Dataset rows
* BEGIN *

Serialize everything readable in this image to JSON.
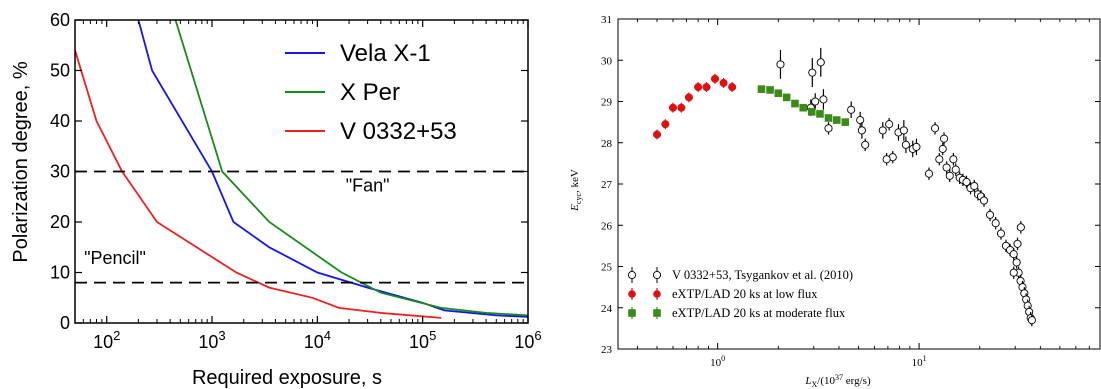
{
  "chart_data": [
    {
      "type": "line",
      "xlabel": "Required exposure, s",
      "ylabel": "Polarization degree, %",
      "xscale": "log",
      "xlim": [
        50,
        1000000
      ],
      "ylim": [
        0,
        60
      ],
      "xticks": [
        {
          "v": 100,
          "base": "10",
          "exp": "2"
        },
        {
          "v": 1000,
          "base": "10",
          "exp": "3"
        },
        {
          "v": 10000,
          "base": "10",
          "exp": "4"
        },
        {
          "v": 100000,
          "base": "10",
          "exp": "5"
        },
        {
          "v": 1000000,
          "base": "10",
          "exp": "6"
        }
      ],
      "yticks": [
        "0",
        "10",
        "20",
        "30",
        "40",
        "50",
        "60"
      ],
      "legend_position": "top-right",
      "series": [
        {
          "name": "Vela X-1",
          "color": "#1515ee",
          "x": [
            200,
            270,
            1000,
            1600,
            3500,
            10000,
            30000,
            100000,
            160000,
            500000,
            1000000
          ],
          "y": [
            60,
            50,
            30,
            20,
            15,
            10,
            7,
            4,
            2.5,
            1.5,
            1.2
          ]
        },
        {
          "name": "X Per",
          "color": "#188a18",
          "x": [
            450,
            1250,
            3500,
            17000,
            40000,
            150000,
            400000,
            1000000
          ],
          "y": [
            60,
            30,
            20,
            10,
            6,
            3,
            2,
            1.5
          ]
        },
        {
          "name": "V 0332+53",
          "color": "#ee1f1f",
          "x": [
            50,
            80,
            140,
            300,
            1700,
            3500,
            9000,
            12000,
            16000,
            40000,
            150000
          ],
          "y": [
            54,
            40,
            30,
            20,
            10,
            7,
            5,
            4,
            3,
            2,
            1
          ]
        }
      ],
      "hlines": [
        {
          "y": 30,
          "label": "\"Fan\"",
          "label_x": 30000,
          "label_y": 26
        },
        {
          "y": 8,
          "label": "\"Pencil\"",
          "label_x": 120,
          "label_y": 11.7
        }
      ]
    },
    {
      "type": "scatter",
      "xlabel": "L",
      "xlabel_sub": "X",
      "xlabel_rest": "/(10",
      "xlabel_sup": "37",
      "xlabel_end": " erg/s)",
      "ylabel": "E",
      "ylabel_sub": "cyc",
      "ylabel_rest": ", keV",
      "xscale": "log",
      "xlim": [
        0.32,
        80
      ],
      "ylim": [
        23,
        31
      ],
      "xticks": [
        {
          "v": 1,
          "base": "10",
          "exp": "0"
        },
        {
          "v": 10,
          "base": "10",
          "exp": "1"
        }
      ],
      "yticks": [
        "23",
        "24",
        "25",
        "26",
        "27",
        "28",
        "29",
        "30",
        "31"
      ],
      "legend_position": "bottom-left",
      "series": [
        {
          "name": "V 0332+53, Tsygankov et al. (2010)",
          "marker": "open-circle",
          "color": "#000000",
          "points": [
            [
              2.05,
              29.9,
              0.35
            ],
            [
              2.95,
              29.7,
              0.35
            ],
            [
              3.25,
              29.95,
              0.35
            ],
            [
              3.05,
              29.0,
              0.2
            ],
            [
              3.35,
              29.05,
              0.25
            ],
            [
              3.55,
              28.35,
              0.15
            ],
            [
              2.9,
              28.85,
              0.2
            ],
            [
              4.6,
              28.8,
              0.2
            ],
            [
              5.1,
              28.55,
              0.2
            ],
            [
              5.2,
              28.3,
              0.2
            ],
            [
              5.4,
              27.95,
              0.15
            ],
            [
              6.6,
              28.3,
              0.2
            ],
            [
              7.1,
              28.45,
              0.15
            ],
            [
              7.4,
              27.65,
              0.15
            ],
            [
              7.9,
              28.25,
              0.2
            ],
            [
              8.4,
              28.3,
              0.25
            ],
            [
              8.6,
              27.95,
              0.2
            ],
            [
              9.3,
              27.85,
              0.2
            ],
            [
              9.7,
              27.9,
              0.2
            ],
            [
              12.0,
              28.35,
              0.15
            ],
            [
              12.6,
              27.6,
              0.15
            ],
            [
              13.1,
              27.85,
              0.15
            ],
            [
              13.7,
              27.4,
              0.15
            ],
            [
              14.2,
              27.2,
              0.15
            ],
            [
              14.8,
              27.6,
              0.15
            ],
            [
              15.2,
              27.35,
              0.15
            ],
            [
              15.9,
              27.15,
              0.15
            ],
            [
              16.5,
              27.1,
              0.15
            ],
            [
              17.2,
              27.05,
              0.15
            ],
            [
              18.0,
              26.9,
              0.15
            ],
            [
              18.8,
              26.95,
              0.15
            ],
            [
              19.6,
              26.75,
              0.15
            ],
            [
              20.3,
              26.7,
              0.15
            ],
            [
              21.0,
              26.6,
              0.15
            ],
            [
              22.5,
              26.25,
              0.15
            ],
            [
              24.0,
              26.05,
              0.15
            ],
            [
              25.5,
              25.8,
              0.15
            ],
            [
              27.0,
              25.5,
              0.15
            ],
            [
              28.3,
              25.4,
              0.15
            ],
            [
              29.5,
              25.3,
              0.15
            ],
            [
              30.5,
              25.1,
              0.15
            ],
            [
              31.2,
              24.85,
              0.15
            ],
            [
              31.9,
              24.65,
              0.15
            ],
            [
              32.6,
              24.5,
              0.15
            ],
            [
              33.3,
              24.35,
              0.15
            ],
            [
              34.0,
              24.2,
              0.15
            ],
            [
              34.6,
              24.05,
              0.15
            ],
            [
              35.2,
              23.9,
              0.15
            ],
            [
              35.8,
              23.75,
              0.15
            ],
            [
              36.3,
              23.7,
              0.15
            ],
            [
              29.5,
              24.85,
              0.15
            ],
            [
              32.0,
              25.95,
              0.15
            ],
            [
              30.8,
              25.55,
              0.15
            ],
            [
              11.2,
              27.25,
              0.15
            ],
            [
              13.3,
              28.1,
              0.15
            ],
            [
              6.9,
              27.6,
              0.15
            ]
          ]
        },
        {
          "name": "eXTP/LAD 20 ks at low flux",
          "marker": "filled-circle",
          "color": "#dd1111",
          "points": [
            [
              0.5,
              28.2,
              0.12
            ],
            [
              0.55,
              28.45,
              0.12
            ],
            [
              0.6,
              28.85,
              0.12
            ],
            [
              0.66,
              28.85,
              0.12
            ],
            [
              0.72,
              29.1,
              0.12
            ],
            [
              0.8,
              29.35,
              0.12
            ],
            [
              0.88,
              29.35,
              0.12
            ],
            [
              0.97,
              29.55,
              0.12
            ],
            [
              1.07,
              29.45,
              0.12
            ],
            [
              1.18,
              29.35,
              0.12
            ]
          ]
        },
        {
          "name": "eXTP/LAD 20 ks at moderate flux",
          "marker": "filled-square",
          "color": "#3c8a1a",
          "points": [
            [
              1.65,
              29.3,
              0.05
            ],
            [
              1.82,
              29.28,
              0.05
            ],
            [
              2.0,
              29.2,
              0.05
            ],
            [
              2.2,
              29.1,
              0.05
            ],
            [
              2.42,
              28.95,
              0.05
            ],
            [
              2.66,
              28.85,
              0.05
            ],
            [
              2.93,
              28.75,
              0.05
            ],
            [
              3.22,
              28.7,
              0.05
            ],
            [
              3.55,
              28.6,
              0.05
            ],
            [
              3.9,
              28.55,
              0.05
            ],
            [
              4.3,
              28.5,
              0.05
            ]
          ]
        }
      ]
    }
  ]
}
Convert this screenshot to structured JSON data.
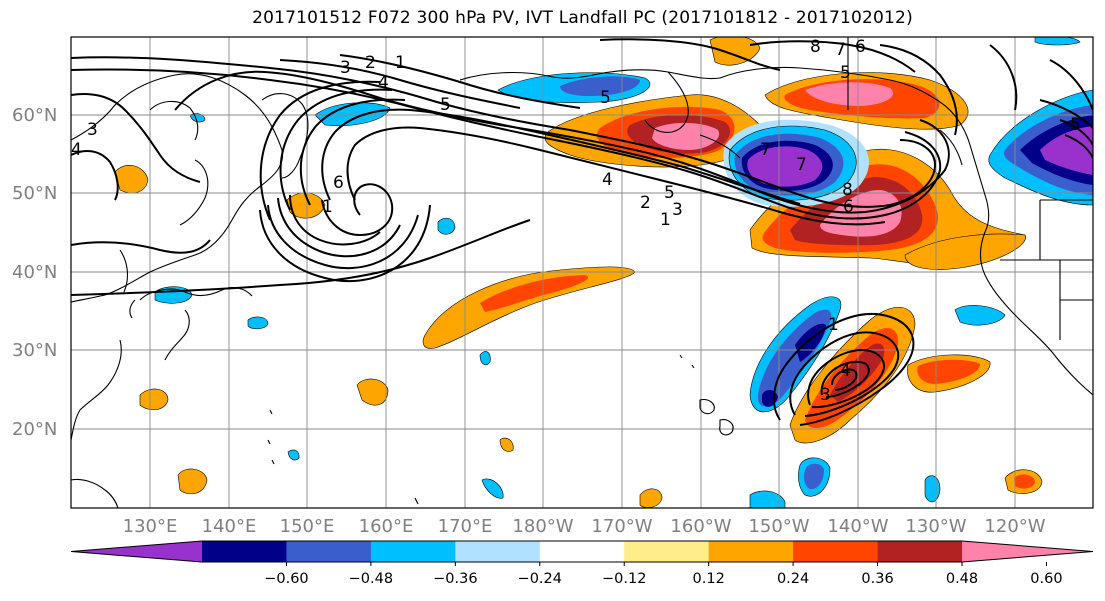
{
  "title": "2017101512 F072 300 hPa PV, IVT Landfall PC (2017101812 - 2017102012)",
  "map": {
    "lon_labels": [
      "130°E",
      "140°E",
      "150°E",
      "160°E",
      "170°E",
      "180°W",
      "170°W",
      "160°W",
      "150°W",
      "140°W",
      "130°W",
      "120°W"
    ],
    "lat_labels": [
      "60°N",
      "50°N",
      "40°N",
      "30°N",
      "20°N"
    ],
    "contour_labels": [
      "3",
      "2",
      "1",
      "4",
      "5",
      "3",
      "4",
      "6",
      "1",
      "5",
      "4",
      "3",
      "2",
      "1",
      "6",
      "8",
      "7",
      "8",
      "6",
      "7",
      "5",
      "1",
      "4",
      "3",
      "5",
      "7",
      "5"
    ]
  },
  "colorbar": {
    "colors": [
      "#9932cc",
      "#000088",
      "#3a5fcd",
      "#00bfff",
      "#b0e2ff",
      "#ffffff",
      "#ffec8b",
      "#ffa500",
      "#ff4500",
      "#b22222",
      "#ff82ab"
    ],
    "tick_labels": [
      "−0.60",
      "−0.48",
      "−0.36",
      "−0.24",
      "−0.12",
      "0.12",
      "0.24",
      "0.36",
      "0.48",
      "0.60"
    ]
  }
}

* END *

* Aim of the exercise *
Gather all lines of the records that include the word "circle".

* Result for this task *
          "marker": "open-circle",
          "marker": "filled-circle",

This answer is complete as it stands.